Что сделать:
**a)** Назовите всех людей, которые в отрывке об «Евгении Онегине» упомянуты с инициалами перед фамилией. Каждого человека укажите один раз.
**b)** Как Танеев в отрывке об «Евгении Онегине» объясняет, почему не может найти в музыке оперы недостатков?

Выбранный отрывок:
Петр Ильич Чайковский.

Глава X. «ЕВГЕНИЙ ОНЕГИН».

Мы собрались рассматривать новое сочинение в квартире Н. Г. Рубинштейна, — рассказывает Кашкин о первом знакомстве с оперой «Евгений Онегин», — С. И. Танеев играл на фортепьяно, а мы следили по нотам. Впечатление получилось огромное, какое-то захватывающее дух…».

Еще ни одно произведение Чайковского не вызывало такого дружного восторга его московских друзей. «Рубинштейн сказал, что твой «Онегин» — твоя лучшая вещь», — пишет Чайковскому Юргенсон в конце 1877 года. Рубинштейн просто влюблен в твоего «Онегина», сообщает он же спустя некоторое время.

С. И. Танеев, музыкант необычайно строгий, писал Чайковскому: «Онегин» доставил мне столько наслаждения, я провел столько приятных минут, рассматривая его партитуру, что совершенно не способен найти в его музыке хоть какой-нибудь недостаток. Чудная опера!».

«Да помните вы, чертенята, что вы священнодействуете!» — кричал на репетициях руководитель оперного класса, артист Малого театра И. В. Самарин, разучивая «Евгения Онегина» для консерваторского спектакля.

Первыми исполнителями оперы были учащиеся Московской консерватории. Проходили ее с оркестром и солистами самые даровитые из учеников Петра Ильича — С. И. Танеев и Н. С. Кленовский. Позже за оперу взялся сам Рубинштейн, объявивший, что для сцены все надо переучивать. Николай Григорьевич совсем ушел, утонул в музыке «Онегина»: душой и телом за нее, сообщает композитору помощник Н. Рубинштейна К. К. Альбрехт. По словам Кашкина, ничем и никогда в консерватории не интересовались так, как подготовкой к этому представлению: певцы, хор, оркестр работали с полным усердием, режиссер делал просто чудеса.

Исходные данные:
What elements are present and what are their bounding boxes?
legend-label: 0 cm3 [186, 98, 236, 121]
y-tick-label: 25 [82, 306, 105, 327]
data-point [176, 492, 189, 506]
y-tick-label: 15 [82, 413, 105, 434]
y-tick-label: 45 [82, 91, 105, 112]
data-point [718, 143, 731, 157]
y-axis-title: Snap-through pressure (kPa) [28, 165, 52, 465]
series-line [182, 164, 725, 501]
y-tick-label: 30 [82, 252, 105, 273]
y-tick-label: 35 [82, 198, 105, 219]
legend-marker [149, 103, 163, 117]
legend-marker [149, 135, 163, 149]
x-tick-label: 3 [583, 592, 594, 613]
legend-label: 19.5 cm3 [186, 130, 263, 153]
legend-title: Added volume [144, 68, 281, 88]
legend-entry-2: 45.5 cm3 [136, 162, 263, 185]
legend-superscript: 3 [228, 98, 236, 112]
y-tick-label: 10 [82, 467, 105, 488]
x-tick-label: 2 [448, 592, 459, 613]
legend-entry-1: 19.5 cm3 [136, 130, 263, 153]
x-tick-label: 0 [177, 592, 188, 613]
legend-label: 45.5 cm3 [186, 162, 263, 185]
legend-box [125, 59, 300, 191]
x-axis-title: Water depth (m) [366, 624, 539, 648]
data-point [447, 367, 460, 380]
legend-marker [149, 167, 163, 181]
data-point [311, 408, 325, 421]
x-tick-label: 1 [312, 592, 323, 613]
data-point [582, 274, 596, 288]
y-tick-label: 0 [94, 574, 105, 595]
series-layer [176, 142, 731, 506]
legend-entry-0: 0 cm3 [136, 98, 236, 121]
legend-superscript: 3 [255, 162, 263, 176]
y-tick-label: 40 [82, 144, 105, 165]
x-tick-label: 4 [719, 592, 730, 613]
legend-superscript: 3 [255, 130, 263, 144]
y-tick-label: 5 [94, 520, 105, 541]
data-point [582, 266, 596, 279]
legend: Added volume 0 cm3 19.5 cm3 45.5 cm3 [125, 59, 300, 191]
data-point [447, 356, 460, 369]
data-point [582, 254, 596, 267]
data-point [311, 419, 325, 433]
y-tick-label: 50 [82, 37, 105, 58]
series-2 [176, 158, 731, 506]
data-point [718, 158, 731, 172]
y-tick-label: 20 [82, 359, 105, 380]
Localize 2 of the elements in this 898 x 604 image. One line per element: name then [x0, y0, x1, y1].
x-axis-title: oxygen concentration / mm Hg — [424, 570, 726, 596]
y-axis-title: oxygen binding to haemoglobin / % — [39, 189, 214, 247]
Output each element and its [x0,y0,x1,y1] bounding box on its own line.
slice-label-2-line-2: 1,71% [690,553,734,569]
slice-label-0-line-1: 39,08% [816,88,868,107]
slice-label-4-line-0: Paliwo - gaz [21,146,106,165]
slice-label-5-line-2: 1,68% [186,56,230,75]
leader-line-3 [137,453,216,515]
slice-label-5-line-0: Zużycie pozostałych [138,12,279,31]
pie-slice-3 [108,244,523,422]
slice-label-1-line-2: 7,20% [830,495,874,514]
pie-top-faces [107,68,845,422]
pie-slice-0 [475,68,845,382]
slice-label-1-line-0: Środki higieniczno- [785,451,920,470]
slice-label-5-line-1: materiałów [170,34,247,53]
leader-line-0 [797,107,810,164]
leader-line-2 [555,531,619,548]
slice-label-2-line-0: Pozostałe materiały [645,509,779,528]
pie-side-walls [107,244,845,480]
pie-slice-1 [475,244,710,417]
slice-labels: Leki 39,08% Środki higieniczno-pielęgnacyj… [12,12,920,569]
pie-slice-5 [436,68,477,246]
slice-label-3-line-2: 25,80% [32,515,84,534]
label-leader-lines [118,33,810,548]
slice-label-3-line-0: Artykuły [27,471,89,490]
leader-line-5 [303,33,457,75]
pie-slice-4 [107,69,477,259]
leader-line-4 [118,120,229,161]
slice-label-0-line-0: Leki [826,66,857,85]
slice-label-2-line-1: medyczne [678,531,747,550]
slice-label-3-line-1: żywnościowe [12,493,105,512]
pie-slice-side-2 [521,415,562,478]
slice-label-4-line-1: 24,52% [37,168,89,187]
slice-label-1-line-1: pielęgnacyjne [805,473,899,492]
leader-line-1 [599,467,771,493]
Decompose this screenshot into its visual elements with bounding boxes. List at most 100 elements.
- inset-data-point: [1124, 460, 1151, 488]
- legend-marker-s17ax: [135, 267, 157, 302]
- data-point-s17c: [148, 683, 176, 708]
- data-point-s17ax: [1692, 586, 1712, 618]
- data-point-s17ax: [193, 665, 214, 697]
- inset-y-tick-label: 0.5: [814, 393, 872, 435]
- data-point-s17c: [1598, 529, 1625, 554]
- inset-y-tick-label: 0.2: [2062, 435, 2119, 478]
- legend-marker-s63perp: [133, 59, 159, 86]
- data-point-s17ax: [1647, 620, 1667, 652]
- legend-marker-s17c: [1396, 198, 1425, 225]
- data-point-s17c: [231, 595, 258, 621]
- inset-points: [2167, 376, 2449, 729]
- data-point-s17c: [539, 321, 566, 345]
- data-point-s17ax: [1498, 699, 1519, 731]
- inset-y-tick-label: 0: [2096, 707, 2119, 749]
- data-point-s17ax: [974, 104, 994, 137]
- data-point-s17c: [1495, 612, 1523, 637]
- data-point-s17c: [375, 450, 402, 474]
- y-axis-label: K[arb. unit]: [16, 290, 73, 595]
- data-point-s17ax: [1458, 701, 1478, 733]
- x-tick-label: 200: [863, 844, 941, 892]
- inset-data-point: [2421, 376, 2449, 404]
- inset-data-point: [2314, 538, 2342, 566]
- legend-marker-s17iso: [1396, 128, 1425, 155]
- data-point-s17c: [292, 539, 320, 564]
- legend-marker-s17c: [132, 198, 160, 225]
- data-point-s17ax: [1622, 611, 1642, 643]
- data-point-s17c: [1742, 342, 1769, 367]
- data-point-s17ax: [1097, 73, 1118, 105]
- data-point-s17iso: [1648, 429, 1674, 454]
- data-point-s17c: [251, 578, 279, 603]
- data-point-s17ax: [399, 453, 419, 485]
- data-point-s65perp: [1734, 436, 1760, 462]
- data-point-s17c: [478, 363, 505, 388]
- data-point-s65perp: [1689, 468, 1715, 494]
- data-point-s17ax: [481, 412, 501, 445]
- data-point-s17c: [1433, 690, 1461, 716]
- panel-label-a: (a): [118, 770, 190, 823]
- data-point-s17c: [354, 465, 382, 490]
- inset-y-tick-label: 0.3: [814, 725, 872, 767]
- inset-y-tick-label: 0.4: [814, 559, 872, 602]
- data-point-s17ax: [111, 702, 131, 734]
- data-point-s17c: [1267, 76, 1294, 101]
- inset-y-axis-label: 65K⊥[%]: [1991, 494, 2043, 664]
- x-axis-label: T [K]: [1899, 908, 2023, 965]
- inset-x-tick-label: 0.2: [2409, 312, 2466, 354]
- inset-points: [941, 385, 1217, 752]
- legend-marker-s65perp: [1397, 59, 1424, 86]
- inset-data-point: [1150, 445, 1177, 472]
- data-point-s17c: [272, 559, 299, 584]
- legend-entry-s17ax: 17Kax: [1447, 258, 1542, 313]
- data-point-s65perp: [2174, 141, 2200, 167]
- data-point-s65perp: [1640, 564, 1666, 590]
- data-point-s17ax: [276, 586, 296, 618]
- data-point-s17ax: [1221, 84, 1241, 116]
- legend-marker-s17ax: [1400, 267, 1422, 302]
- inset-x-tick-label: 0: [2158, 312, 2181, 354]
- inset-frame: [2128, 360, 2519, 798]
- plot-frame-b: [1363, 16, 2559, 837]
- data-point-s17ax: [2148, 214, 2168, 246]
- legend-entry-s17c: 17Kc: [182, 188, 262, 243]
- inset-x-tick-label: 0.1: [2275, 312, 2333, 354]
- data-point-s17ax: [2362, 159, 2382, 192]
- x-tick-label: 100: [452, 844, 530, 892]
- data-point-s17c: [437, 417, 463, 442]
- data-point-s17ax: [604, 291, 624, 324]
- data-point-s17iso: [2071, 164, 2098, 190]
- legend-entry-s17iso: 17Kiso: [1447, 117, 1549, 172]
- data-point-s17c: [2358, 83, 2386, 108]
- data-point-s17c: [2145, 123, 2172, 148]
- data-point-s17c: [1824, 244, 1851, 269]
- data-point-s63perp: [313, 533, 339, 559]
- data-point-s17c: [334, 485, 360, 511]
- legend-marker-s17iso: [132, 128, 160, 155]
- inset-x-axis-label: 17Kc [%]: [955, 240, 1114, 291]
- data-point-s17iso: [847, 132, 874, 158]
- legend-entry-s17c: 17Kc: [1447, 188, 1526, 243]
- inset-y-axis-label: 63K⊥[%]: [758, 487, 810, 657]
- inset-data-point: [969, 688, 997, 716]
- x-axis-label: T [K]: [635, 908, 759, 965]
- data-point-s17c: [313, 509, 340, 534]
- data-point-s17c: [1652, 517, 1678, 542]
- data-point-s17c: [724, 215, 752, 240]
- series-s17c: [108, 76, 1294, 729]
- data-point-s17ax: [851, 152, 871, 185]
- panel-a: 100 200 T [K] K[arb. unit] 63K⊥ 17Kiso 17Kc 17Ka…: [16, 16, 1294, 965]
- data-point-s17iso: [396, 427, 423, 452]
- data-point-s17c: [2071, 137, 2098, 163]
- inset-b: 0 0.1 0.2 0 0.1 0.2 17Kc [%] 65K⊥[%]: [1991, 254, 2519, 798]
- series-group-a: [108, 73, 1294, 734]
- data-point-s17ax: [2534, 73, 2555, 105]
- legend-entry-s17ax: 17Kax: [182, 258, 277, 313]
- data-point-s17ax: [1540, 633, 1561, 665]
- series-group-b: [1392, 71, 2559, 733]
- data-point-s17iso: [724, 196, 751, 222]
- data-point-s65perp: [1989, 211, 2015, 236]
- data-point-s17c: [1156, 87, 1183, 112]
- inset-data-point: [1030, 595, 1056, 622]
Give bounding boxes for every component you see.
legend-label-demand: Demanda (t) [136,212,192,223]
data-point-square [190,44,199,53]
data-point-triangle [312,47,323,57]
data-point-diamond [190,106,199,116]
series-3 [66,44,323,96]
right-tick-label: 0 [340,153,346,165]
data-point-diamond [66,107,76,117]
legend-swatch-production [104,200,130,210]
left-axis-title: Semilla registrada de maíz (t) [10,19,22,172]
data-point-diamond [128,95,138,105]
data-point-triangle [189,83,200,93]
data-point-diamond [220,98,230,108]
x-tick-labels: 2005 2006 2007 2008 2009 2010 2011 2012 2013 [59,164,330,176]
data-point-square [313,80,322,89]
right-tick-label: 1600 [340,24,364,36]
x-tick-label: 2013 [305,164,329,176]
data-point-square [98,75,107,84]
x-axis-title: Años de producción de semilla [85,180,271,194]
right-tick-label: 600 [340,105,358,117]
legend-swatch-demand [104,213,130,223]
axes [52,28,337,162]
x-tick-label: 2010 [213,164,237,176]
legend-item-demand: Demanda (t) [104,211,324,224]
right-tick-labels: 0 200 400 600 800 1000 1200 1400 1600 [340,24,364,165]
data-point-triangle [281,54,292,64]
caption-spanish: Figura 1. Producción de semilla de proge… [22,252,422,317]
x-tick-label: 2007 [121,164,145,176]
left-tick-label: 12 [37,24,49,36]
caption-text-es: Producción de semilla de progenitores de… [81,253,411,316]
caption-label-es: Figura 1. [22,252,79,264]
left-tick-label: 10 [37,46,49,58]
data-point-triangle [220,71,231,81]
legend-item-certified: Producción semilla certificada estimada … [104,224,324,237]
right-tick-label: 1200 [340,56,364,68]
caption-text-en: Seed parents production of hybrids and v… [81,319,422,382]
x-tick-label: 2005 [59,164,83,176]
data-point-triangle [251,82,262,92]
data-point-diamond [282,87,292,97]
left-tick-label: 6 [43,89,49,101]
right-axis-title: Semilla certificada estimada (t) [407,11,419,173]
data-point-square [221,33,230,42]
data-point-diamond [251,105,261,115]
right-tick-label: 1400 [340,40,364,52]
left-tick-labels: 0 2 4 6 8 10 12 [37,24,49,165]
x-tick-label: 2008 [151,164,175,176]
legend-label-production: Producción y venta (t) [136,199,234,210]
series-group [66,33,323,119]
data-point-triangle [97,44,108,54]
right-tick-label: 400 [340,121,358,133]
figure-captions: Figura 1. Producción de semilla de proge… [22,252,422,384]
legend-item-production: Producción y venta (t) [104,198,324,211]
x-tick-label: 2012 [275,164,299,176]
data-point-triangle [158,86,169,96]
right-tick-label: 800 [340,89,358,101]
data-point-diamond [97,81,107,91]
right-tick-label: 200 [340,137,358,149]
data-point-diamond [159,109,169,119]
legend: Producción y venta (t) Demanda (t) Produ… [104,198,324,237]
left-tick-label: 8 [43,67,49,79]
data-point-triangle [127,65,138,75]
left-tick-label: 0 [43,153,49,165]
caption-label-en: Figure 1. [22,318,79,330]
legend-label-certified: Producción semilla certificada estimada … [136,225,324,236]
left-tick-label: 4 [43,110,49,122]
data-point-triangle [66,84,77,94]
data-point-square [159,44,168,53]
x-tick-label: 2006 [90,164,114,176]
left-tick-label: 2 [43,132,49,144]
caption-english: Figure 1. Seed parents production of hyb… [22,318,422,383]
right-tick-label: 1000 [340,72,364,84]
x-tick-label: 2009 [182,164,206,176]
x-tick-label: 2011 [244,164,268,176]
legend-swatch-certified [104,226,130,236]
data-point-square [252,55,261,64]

Ответы:
**a)** Н. Г. Рубинштейн, С. И. Танеев, И. В. Самарин, Н. С. Кленовский, К. К. Альбрехт.

**b)** Танеев пишет, что «Онегин» доставил ему столько наслаждения и он провел столько приятных минут над партитурой, что совершенно не способен найти в его музыке хоть какой-нибудь недостаток.